Exercise brief
The required output consists solely of the lines from the line containing "Output a JSON" through the end of the records, copied exactly.

Data for processing
◆ ◆ ◆ ◆ ◆ ◆ ◆

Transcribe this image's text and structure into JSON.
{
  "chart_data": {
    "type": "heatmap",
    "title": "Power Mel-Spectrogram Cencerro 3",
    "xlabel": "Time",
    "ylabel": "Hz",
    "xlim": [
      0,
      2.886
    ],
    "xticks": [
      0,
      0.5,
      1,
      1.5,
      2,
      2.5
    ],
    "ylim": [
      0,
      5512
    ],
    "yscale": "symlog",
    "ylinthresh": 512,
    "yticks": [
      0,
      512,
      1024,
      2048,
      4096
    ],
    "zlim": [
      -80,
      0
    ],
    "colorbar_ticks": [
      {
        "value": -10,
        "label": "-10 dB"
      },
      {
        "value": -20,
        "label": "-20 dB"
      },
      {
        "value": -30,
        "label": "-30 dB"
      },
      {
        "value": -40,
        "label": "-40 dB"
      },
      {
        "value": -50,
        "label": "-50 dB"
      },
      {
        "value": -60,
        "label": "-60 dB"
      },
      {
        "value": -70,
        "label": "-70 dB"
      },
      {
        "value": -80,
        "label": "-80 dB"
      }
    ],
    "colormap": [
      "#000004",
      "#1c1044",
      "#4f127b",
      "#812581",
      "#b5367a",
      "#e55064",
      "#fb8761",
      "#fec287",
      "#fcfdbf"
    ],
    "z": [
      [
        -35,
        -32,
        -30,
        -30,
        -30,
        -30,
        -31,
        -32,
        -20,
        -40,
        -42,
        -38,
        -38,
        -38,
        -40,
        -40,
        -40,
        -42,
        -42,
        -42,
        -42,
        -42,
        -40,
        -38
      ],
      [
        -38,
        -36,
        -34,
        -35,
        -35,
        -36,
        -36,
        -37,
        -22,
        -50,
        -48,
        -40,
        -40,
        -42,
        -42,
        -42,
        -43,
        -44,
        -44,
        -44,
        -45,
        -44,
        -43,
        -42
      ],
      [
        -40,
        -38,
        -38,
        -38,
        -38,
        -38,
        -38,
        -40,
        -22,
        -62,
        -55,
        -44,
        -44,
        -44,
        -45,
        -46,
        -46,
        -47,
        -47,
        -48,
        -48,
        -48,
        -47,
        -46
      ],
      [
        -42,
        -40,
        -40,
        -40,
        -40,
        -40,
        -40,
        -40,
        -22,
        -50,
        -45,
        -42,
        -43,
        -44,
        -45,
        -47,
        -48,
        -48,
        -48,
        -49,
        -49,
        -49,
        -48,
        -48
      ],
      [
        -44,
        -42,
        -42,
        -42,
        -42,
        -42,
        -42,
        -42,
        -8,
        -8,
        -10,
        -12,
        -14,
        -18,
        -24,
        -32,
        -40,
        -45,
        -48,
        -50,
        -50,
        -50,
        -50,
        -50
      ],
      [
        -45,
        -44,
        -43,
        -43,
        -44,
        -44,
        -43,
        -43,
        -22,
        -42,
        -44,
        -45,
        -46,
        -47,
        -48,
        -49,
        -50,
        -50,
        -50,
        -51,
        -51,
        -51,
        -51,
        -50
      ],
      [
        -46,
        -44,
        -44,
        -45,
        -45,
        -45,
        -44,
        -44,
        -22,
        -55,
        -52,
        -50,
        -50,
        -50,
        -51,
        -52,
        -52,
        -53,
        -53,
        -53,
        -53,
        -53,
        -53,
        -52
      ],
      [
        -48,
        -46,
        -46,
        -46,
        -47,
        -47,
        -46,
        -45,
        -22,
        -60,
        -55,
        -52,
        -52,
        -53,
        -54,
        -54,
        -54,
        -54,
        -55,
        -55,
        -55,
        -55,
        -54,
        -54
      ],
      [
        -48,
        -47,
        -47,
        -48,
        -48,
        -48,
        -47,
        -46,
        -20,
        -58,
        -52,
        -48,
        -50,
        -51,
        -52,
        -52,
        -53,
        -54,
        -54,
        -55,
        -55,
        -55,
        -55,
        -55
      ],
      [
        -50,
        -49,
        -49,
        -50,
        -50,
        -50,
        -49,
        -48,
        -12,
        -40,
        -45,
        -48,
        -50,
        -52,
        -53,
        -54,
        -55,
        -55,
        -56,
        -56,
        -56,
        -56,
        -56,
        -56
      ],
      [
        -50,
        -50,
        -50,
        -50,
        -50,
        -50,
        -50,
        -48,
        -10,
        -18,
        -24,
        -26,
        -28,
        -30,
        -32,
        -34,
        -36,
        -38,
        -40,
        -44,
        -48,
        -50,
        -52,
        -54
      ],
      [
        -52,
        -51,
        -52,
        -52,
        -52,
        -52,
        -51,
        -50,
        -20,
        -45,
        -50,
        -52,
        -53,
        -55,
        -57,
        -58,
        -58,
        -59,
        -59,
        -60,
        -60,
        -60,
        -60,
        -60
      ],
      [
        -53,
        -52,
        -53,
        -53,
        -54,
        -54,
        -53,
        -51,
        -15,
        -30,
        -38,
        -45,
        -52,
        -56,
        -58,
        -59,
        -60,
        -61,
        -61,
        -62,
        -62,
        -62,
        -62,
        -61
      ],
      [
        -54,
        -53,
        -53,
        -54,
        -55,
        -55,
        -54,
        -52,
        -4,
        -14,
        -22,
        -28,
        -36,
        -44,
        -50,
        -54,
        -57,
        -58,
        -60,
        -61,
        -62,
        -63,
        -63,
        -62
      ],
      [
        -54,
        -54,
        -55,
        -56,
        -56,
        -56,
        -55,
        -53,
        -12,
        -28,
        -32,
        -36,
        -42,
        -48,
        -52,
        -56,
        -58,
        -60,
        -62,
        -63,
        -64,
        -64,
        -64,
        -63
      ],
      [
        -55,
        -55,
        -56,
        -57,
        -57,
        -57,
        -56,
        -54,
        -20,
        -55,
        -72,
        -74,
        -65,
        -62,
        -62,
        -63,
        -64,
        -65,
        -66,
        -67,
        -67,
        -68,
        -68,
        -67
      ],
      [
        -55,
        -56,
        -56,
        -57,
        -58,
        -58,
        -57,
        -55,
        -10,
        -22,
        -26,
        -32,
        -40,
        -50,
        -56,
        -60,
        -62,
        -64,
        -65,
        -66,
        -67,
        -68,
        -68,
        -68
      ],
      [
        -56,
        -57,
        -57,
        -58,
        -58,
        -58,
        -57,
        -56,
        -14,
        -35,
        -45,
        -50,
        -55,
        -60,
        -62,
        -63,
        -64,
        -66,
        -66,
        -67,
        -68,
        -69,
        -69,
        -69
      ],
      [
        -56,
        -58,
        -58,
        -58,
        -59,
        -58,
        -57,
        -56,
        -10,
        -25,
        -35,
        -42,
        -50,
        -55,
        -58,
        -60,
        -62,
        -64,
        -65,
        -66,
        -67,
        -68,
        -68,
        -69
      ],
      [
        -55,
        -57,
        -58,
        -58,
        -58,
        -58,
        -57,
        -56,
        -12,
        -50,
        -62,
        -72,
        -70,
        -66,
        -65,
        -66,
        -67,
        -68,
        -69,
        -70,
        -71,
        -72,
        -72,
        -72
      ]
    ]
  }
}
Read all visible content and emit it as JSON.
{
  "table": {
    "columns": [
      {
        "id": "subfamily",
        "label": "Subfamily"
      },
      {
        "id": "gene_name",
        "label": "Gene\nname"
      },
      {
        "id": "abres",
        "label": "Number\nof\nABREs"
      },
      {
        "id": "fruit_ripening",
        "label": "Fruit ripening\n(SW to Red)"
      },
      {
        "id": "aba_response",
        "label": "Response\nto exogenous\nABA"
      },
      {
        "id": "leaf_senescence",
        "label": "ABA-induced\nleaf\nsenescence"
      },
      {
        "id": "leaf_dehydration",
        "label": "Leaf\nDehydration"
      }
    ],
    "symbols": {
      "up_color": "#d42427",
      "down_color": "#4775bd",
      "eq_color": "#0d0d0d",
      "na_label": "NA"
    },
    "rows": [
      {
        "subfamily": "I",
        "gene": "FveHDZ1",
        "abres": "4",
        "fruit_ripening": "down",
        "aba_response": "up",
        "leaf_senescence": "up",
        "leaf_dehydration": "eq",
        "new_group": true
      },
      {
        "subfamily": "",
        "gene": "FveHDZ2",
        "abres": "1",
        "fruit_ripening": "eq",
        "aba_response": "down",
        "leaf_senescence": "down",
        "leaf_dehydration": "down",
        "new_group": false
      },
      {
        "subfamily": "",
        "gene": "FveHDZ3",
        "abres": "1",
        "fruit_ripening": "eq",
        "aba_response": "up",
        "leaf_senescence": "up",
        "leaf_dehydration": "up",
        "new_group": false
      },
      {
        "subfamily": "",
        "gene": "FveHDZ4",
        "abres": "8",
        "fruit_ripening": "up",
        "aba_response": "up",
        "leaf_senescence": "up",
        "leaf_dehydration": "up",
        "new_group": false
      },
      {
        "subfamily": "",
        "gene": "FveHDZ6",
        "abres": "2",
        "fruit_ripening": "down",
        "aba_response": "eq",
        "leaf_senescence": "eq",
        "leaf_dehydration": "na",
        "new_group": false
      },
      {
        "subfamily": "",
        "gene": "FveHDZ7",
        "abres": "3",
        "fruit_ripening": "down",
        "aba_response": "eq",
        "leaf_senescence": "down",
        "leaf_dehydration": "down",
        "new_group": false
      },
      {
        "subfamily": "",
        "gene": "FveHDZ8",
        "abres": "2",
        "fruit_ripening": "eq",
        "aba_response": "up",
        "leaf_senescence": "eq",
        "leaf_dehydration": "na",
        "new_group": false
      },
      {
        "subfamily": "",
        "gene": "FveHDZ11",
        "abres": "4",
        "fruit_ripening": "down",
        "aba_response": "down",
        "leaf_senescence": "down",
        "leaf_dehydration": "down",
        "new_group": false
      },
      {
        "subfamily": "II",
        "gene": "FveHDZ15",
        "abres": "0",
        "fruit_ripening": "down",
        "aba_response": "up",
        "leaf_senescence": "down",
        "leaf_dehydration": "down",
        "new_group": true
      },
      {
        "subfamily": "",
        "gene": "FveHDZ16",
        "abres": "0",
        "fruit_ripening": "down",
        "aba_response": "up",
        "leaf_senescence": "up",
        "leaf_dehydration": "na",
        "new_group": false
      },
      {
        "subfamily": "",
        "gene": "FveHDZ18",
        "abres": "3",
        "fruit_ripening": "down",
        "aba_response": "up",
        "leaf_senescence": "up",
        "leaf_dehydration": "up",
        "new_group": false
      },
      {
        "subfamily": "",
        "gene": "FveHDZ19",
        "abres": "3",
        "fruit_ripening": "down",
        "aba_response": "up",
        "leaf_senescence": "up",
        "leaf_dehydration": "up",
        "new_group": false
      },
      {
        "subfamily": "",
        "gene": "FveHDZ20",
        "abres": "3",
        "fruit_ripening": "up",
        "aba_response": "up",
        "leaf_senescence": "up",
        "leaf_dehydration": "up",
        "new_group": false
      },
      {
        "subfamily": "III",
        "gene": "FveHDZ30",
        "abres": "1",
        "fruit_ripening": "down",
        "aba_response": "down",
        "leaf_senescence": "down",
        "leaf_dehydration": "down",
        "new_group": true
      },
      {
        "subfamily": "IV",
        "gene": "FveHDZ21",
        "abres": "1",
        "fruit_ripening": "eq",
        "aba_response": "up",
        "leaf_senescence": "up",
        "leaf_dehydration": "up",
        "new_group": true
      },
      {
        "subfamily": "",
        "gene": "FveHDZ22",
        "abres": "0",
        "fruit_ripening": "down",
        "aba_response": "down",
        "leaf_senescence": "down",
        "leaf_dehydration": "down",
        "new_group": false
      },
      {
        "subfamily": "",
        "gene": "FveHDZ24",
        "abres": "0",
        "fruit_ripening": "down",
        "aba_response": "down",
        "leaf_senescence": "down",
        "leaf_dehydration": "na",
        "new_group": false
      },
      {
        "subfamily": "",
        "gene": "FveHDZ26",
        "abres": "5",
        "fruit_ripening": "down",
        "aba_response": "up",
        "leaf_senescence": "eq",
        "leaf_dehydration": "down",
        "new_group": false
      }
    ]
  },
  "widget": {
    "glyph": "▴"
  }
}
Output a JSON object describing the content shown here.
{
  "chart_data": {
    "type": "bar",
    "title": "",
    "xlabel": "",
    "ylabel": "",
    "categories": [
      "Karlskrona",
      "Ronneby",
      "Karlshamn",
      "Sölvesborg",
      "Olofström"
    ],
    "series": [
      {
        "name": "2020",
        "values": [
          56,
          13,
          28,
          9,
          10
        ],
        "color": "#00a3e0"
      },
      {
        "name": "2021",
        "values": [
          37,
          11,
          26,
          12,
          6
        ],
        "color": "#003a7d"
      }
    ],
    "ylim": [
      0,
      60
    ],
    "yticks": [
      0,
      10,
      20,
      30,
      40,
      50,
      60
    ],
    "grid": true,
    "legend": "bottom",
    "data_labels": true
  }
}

◆ ◆ ◆ ◆ ◆ ◆ ◆

Result of this task
Output a JSON object describing the content shown here.
{
  "chart_data": {
    "type": "bar",
    "title": "",
    "xlabel": "",
    "ylabel": "",
    "categories": [
      "Karlskrona",
      "Ronneby",
      "Karlshamn",
      "Sölvesborg",
      "Olofström"
    ],
    "series": [
      {
        "name": "2020",
        "values": [
          56,
          13,
          28,
          9,
          10
        ],
        "color": "#00a3e0"
      },
      {
        "name": "2021",
        "values": [
          37,
          11,
          26,
          12,
          6
        ],
        "color": "#003a7d"
      }
    ],
    "ylim": [
      0,
      60
    ],
    "yticks": [
      0,
      10,
      20,
      30,
      40,
      50,
      60
    ],
    "grid": true,
    "legend": "bottom",
    "data_labels": true
  }
}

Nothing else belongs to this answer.